WHAT NEEDS TO BE DONE: Give the data again, word for word.

INPUT DATA:
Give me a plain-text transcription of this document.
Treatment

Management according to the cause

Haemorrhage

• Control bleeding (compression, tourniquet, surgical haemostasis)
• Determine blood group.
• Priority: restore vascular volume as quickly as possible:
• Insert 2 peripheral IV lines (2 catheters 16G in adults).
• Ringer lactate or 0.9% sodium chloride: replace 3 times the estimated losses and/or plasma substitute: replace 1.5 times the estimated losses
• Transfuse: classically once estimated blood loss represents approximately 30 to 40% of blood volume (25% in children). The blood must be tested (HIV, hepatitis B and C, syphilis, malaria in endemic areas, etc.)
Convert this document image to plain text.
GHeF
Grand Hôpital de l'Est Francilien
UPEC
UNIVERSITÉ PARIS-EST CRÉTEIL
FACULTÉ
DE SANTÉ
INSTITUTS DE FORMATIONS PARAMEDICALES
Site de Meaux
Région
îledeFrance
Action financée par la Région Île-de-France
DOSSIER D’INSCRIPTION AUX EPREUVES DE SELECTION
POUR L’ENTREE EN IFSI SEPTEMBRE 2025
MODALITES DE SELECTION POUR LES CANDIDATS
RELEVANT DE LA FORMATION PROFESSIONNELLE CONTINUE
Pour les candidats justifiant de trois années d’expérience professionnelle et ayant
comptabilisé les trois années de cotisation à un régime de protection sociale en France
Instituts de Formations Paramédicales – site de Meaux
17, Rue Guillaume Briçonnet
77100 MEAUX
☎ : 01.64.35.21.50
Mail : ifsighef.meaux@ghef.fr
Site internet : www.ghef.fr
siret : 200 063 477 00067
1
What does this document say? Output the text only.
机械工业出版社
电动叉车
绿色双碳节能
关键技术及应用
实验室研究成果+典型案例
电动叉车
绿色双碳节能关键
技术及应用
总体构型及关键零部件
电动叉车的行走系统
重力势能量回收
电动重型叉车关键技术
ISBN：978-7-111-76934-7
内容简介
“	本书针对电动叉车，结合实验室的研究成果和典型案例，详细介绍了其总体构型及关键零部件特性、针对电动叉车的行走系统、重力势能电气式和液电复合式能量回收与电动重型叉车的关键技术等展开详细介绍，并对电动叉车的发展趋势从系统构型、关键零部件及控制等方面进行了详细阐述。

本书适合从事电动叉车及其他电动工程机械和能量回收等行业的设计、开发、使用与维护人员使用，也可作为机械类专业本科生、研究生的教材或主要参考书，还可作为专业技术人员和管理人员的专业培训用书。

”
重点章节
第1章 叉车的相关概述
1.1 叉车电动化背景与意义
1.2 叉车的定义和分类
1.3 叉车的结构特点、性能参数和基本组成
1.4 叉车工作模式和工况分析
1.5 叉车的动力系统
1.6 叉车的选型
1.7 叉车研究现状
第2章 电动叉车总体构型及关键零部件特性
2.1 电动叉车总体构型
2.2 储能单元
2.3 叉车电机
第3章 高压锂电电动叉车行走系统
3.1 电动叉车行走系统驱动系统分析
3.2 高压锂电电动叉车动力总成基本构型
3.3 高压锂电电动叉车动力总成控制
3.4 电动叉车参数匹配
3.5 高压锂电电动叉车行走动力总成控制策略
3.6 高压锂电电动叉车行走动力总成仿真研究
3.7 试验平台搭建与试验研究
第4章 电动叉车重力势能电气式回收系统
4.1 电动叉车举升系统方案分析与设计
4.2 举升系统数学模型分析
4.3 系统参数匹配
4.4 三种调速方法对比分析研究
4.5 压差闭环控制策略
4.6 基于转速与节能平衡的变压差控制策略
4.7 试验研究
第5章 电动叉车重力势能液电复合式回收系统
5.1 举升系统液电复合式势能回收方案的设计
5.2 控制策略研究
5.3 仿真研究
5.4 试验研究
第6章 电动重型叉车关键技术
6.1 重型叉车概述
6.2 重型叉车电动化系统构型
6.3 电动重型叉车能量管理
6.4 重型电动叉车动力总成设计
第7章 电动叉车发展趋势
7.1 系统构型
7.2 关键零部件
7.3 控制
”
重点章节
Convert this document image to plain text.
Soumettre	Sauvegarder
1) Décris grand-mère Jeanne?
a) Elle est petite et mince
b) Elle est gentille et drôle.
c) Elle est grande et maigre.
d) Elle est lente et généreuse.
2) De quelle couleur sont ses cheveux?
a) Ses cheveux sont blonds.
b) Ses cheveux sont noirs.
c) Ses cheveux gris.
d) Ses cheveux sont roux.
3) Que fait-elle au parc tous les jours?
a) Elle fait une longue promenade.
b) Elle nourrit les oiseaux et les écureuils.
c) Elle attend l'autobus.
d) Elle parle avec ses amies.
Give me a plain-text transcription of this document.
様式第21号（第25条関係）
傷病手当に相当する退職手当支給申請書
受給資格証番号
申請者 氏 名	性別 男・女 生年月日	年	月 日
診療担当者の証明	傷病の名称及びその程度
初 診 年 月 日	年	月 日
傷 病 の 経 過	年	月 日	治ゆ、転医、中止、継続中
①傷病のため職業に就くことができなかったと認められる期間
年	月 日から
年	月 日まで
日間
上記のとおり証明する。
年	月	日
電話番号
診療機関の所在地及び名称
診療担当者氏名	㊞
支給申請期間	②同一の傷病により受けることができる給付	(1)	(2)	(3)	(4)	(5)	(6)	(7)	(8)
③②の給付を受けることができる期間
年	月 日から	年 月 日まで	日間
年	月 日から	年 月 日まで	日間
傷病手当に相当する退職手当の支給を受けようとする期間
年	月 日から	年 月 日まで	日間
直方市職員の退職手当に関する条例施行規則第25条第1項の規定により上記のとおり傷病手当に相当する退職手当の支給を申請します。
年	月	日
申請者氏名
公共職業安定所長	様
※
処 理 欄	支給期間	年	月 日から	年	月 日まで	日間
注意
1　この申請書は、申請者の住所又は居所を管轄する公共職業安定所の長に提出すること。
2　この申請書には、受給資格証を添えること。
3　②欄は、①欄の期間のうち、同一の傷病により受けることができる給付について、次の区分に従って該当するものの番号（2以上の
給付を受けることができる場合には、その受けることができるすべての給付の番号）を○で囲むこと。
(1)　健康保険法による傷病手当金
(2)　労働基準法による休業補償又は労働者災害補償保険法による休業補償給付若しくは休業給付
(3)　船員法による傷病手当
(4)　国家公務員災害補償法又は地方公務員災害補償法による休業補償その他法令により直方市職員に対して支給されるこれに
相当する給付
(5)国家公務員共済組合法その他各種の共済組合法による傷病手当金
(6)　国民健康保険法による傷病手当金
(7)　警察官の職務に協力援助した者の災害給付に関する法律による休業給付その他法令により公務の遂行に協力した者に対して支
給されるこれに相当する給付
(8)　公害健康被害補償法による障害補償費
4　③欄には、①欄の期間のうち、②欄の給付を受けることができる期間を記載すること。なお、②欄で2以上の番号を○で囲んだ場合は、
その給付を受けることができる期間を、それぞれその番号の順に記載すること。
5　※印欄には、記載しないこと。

FULL RESPONSE:
Give me a plain-text transcription of this document.
Treatment

Management according to the cause

Haemorrhage

• Control bleeding (compression, tourniquet, surgical haemostasis)
• Determine blood group.
• Priority: restore vascular volume as quickly as possible:
• Insert 2 peripheral IV lines (2 catheters 16G in adults).
• Ringer lactate or 0.9% sodium chloride: replace 3 times the estimated losses and/or plasma substitute: replace 1.5 times the estimated losses
• Transfuse: classically once estimated blood loss represents approximately 30 to 40% of blood volume (25% in children). The blood must be tested (HIV, hepatitis B and C, syphilis, malaria in endemic areas, etc.)
Convert this document image to plain text.
GHeF
Grand Hôpital de l'Est Francilien
UPEC
UNIVERSITÉ PARIS-EST CRÉTEIL
FACULTÉ
DE SANTÉ
INSTITUTS DE FORMATIONS PARAMEDICALES
Site de Meaux
Région
îledeFrance
Action financée par la Région Île-de-France
DOSSIER D’INSCRIPTION AUX EPREUVES DE SELECTION
POUR L’ENTREE EN IFSI SEPTEMBRE 2025
MODALITES DE SELECTION POUR LES CANDIDATS
RELEVANT DE LA FORMATION PROFESSIONNELLE CONTINUE
Pour les candidats justifiant de trois années d’expérience professionnelle et ayant
comptabilisé les trois années de cotisation à un régime de protection sociale en France
Instituts de Formations Paramédicales – site de Meaux
17, Rue Guillaume Briçonnet
77100 MEAUX
☎ : 01.64.35.21.50
Mail : ifsighef.meaux@ghef.fr
Site internet : www.ghef.fr
siret : 200 063 477 00067
1
What does this document say? Output the text only.
机械工业出版社
电动叉车
绿色双碳节能
关键技术及应用
实验室研究成果+典型案例
电动叉车
绿色双碳节能关键
技术及应用
总体构型及关键零部件
电动叉车的行走系统
重力势能量回收
电动重型叉车关键技术
ISBN：978-7-111-76934-7
内容简介
“	本书针对电动叉车，结合实验室的研究成果和典型案例，详细介绍了其总体构型及关键零部件特性、针对电动叉车的行走系统、重力势能电气式和液电复合式能量回收与电动重型叉车的关键技术等展开详细介绍，并对电动叉车的发展趋势从系统构型、关键零部件及控制等方面进行了详细阐述。

本书适合从事电动叉车及其他电动工程机械和能量回收等行业的设计、开发、使用与维护人员使用，也可作为机械类专业本科生、研究生的教材或主要参考书，还可作为专业技术人员和管理人员的专业培训用书。

”
重点章节
第1章 叉车的相关概述
1.1 叉车电动化背景与意义
1.2 叉车的定义和分类
1.3 叉车的结构特点、性能参数和基本组成
1.4 叉车工作模式和工况分析
1.5 叉车的动力系统
1.6 叉车的选型
1.7 叉车研究现状
第2章 电动叉车总体构型及关键零部件特性
2.1 电动叉车总体构型
2.2 储能单元
2.3 叉车电机
第3章 高压锂电电动叉车行走系统
3.1 电动叉车行走系统驱动系统分析
3.2 高压锂电电动叉车动力总成基本构型
3.3 高压锂电电动叉车动力总成控制
3.4 电动叉车参数匹配
3.5 高压锂电电动叉车行走动力总成控制策略
3.6 高压锂电电动叉车行走动力总成仿真研究
3.7 试验平台搭建与试验研究
第4章 电动叉车重力势能电气式回收系统
4.1 电动叉车举升系统方案分析与设计
4.2 举升系统数学模型分析
4.3 系统参数匹配
4.4 三种调速方法对比分析研究
4.5 压差闭环控制策略
4.6 基于转速与节能平衡的变压差控制策略
4.7 试验研究
第5章 电动叉车重力势能液电复合式回收系统
5.1 举升系统液电复合式势能回收方案的设计
5.2 控制策略研究
5.3 仿真研究
5.4 试验研究
第6章 电动重型叉车关键技术
6.1 重型叉车概述
6.2 重型叉车电动化系统构型
6.3 电动重型叉车能量管理
6.4 重型电动叉车动力总成设计
第7章 电动叉车发展趋势
7.1 系统构型
7.2 关键零部件
7.3 控制
”
重点章节
Convert this document image to plain text.
Soumettre	Sauvegarder
1) Décris grand-mère Jeanne?
a) Elle est petite et mince
b) Elle est gentille et drôle.
c) Elle est grande et maigre.
d) Elle est lente et généreuse.
2) De quelle couleur sont ses cheveux?
a) Ses cheveux sont blonds.
b) Ses cheveux sont noirs.
c) Ses cheveux gris.
d) Ses cheveux sont roux.
3) Que fait-elle au parc tous les jours?
a) Elle fait une longue promenade.
b) Elle nourrit les oiseaux et les écureuils.
c) Elle attend l'autobus.
d) Elle parle avec ses amies.
Give me a plain-text transcription of this document.
様式第21号（第25条関係）
傷病手当に相当する退職手当支給申請書
受給資格証番号
申請者 氏 名	性別 男・女 生年月日	年	月 日
診療担当者の証明	傷病の名称及びその程度
初 診 年 月 日	年	月 日
傷 病 の 経 過	年	月 日	治ゆ、転医、中止、継続中
①傷病のため職業に就くことができなかったと認められる期間
年	月 日から
年	月 日まで
日間
上記のとおり証明する。
年	月	日
電話番号
診療機関の所在地及び名称
診療担当者氏名	㊞
支給申請期間	②同一の傷病により受けることができる給付	(1)	(2)	(3)	(4)	(5)	(6)	(7)	(8)
③②の給付を受けることができる期間
年	月 日から	年 月 日まで	日間
年	月 日から	年 月 日まで	日間
傷病手当に相当する退職手当の支給を受けようとする期間
年	月 日から	年 月 日まで	日間
直方市職員の退職手当に関する条例施行規則第25条第1項の規定により上記のとおり傷病手当に相当する退職手当の支給を申請します。
年	月	日
申請者氏名
公共職業安定所長	様
※
処 理 欄	支給期間	年	月 日から	年	月 日まで	日間
注意
1　この申請書は、申請者の住所又は居所を管轄する公共職業安定所の長に提出すること。
2　この申請書には、受給資格証を添えること。
3　②欄は、①欄の期間のうち、同一の傷病により受けることができる給付について、次の区分に従って該当するものの番号（2以上の
給付を受けることができる場合には、その受けることができるすべての給付の番号）を○で囲むこと。
(1)　健康保険法による傷病手当金
(2)　労働基準法による休業補償又は労働者災害補償保険法による休業補償給付若しくは休業給付
(3)　船員法による傷病手当
(4)　国家公務員災害補償法又は地方公務員災害補償法による休業補償その他法令により直方市職員に対して支給されるこれに
相当する給付
(5)国家公務員共済組合法その他各種の共済組合法による傷病手当金
(6)　国民健康保険法による傷病手当金
(7)　警察官の職務に協力援助した者の災害給付に関する法律による休業給付その他法令により公務の遂行に協力した者に対して支
給されるこれに相当する給付
(8)　公害健康被害補償法による障害補償費
4　③欄には、①欄の期間のうち、②欄の給付を受けることができる期間を記載すること。なお、②欄で2以上の番号を○で囲んだ場合は、
その給付を受けることができる期間を、それぞれその番号の順に記載すること。
5　※印欄には、記載しないこと。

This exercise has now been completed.